AIM: Quote every entry word for word.

>> Begin DATA FOR THIS TASK

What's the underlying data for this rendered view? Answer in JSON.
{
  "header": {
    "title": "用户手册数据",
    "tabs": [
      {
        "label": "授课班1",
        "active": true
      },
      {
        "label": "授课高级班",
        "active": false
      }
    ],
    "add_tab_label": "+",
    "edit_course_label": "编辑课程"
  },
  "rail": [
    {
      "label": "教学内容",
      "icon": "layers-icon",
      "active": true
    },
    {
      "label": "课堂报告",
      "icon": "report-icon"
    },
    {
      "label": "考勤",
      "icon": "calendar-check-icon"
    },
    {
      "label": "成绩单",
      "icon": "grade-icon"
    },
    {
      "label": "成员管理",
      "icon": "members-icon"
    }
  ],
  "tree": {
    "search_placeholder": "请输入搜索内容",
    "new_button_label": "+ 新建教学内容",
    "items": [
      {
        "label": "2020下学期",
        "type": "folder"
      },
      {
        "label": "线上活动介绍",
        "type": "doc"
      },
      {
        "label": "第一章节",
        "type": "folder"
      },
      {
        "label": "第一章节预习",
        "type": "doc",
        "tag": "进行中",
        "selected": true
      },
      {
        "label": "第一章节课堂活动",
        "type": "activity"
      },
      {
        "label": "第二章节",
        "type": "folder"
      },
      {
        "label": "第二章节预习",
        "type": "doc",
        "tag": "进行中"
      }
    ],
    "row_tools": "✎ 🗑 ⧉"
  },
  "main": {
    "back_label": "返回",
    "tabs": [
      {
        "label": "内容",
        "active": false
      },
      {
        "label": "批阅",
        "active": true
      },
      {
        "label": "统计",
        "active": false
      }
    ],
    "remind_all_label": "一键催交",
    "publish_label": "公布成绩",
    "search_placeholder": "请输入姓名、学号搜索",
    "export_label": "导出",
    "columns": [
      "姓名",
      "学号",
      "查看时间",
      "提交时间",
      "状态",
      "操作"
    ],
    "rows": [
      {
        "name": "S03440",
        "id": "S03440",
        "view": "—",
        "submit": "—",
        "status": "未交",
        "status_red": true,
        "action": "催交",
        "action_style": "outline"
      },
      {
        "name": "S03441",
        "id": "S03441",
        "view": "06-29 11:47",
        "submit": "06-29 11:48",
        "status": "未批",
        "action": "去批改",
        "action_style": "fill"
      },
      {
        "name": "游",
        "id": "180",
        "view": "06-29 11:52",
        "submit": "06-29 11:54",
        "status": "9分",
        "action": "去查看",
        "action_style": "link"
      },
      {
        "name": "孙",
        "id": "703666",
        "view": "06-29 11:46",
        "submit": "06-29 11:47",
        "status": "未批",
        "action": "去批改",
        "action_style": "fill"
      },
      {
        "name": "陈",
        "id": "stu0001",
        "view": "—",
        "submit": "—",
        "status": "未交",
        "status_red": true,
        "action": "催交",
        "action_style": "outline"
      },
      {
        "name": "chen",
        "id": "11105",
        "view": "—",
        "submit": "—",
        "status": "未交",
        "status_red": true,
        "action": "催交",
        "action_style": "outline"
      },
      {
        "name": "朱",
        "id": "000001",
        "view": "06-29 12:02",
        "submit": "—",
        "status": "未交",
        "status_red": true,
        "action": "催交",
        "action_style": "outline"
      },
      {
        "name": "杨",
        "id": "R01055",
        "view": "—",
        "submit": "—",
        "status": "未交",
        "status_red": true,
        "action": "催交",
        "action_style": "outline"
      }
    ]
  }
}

>> End DATA FOR THIS TASK

REPLY:
What's the underlying data for this rendered view? Answer in JSON.
{
  "header": {
    "title": "用户手册数据",
    "tabs": [
      {
        "label": "授课班1",
        "active": true
      },
      {
        "label": "授课高级班",
        "active": false
      }
    ],
    "add_tab_label": "+",
    "edit_course_label": "编辑课程"
  },
  "rail": [
    {
      "label": "教学内容",
      "icon": "layers-icon",
      "active": true
    },
    {
      "label": "课堂报告",
      "icon": "report-icon"
    },
    {
      "label": "考勤",
      "icon": "calendar-check-icon"
    },
    {
      "label": "成绩单",
      "icon": "grade-icon"
    },
    {
      "label": "成员管理",
      "icon": "members-icon"
    }
  ],
  "tree": {
    "search_placeholder": "请输入搜索内容",
    "new_button_label": "+ 新建教学内容",
    "items": [
      {
        "label": "2020下学期",
        "type": "folder"
      },
      {
        "label": "线上活动介绍",
        "type": "doc"
      },
      {
        "label": "第一章节",
        "type": "folder"
      },
      {
        "label": "第一章节预习",
        "type": "doc",
        "tag": "进行中",
        "selected": true
      },
      {
        "label": "第一章节课堂活动",
        "type": "activity"
      },
      {
        "label": "第二章节",
        "type": "folder"
      },
      {
        "label": "第二章节预习",
        "type": "doc",
        "tag": "进行中"
      }
    ],
    "row_tools": "✎ 🗑 ⧉"
  },
  "main": {
    "back_label": "返回",
    "tabs": [
      {
        "label": "内容",
        "active": false
      },
      {
        "label": "批阅",
        "active": true
      },
      {
        "label": "统计",
        "active": false
      }
    ],
    "remind_all_label": "一键催交",
    "publish_label": "公布成绩",
    "search_placeholder": "请输入姓名、学号搜索",
    "export_label": "导出",
    "columns": [
      "姓名",
      "学号",
      "查看时间",
      "提交时间",
      "状态",
      "操作"
    ],
    "rows": [
      {
        "name": "S03440",
        "id": "S03440",
        "view": "—",
        "submit": "—",
        "status": "未交",
        "status_red": true,
        "action": "催交",
        "action_style": "outline"
      },
      {
        "name": "S03441",
        "id": "S03441",
        "view": "06-29 11:47",
        "submit": "06-29 11:48",
        "status": "未批",
        "action": "去批改",
        "action_style": "fill"
      },
      {
        "name": "游",
        "id": "180",
        "view": "06-29 11:52",
        "submit": "06-29 11:54",
        "status": "9分",
        "action": "去查看",
        "action_style": "link"
      },
      {
        "name": "孙",
        "id": "703666",
        "view": "06-29 11:46",
        "submit": "06-29 11:47",
        "status": "未批",
        "action": "去批改",
        "action_style": "fill"
      },
      {
        "name": "陈",
        "id": "stu0001",
        "view": "—",
        "submit": "—",
        "status": "未交",
        "status_red": true,
        "action": "催交",
        "action_style": "outline"
      },
      {
        "name": "chen",
        "id": "11105",
        "view": "—",
        "submit": "—",
        "status": "未交",
        "status_red": true,
        "action": "催交",
        "action_style": "outline"
      },
      {
        "name": "朱",
        "id": "000001",
        "view": "06-29 12:02",
        "submit": "—",
        "status": "未交",
        "status_red": true,
        "action": "催交",
        "action_style": "outline"
      },
      {
        "name": "杨",
        "id": "R01055",
        "view": "—",
        "submit": "—",
        "status": "未交",
        "status_red": true,
        "action": "催交",
        "action_style": "outline"
      }
    ]
  }
}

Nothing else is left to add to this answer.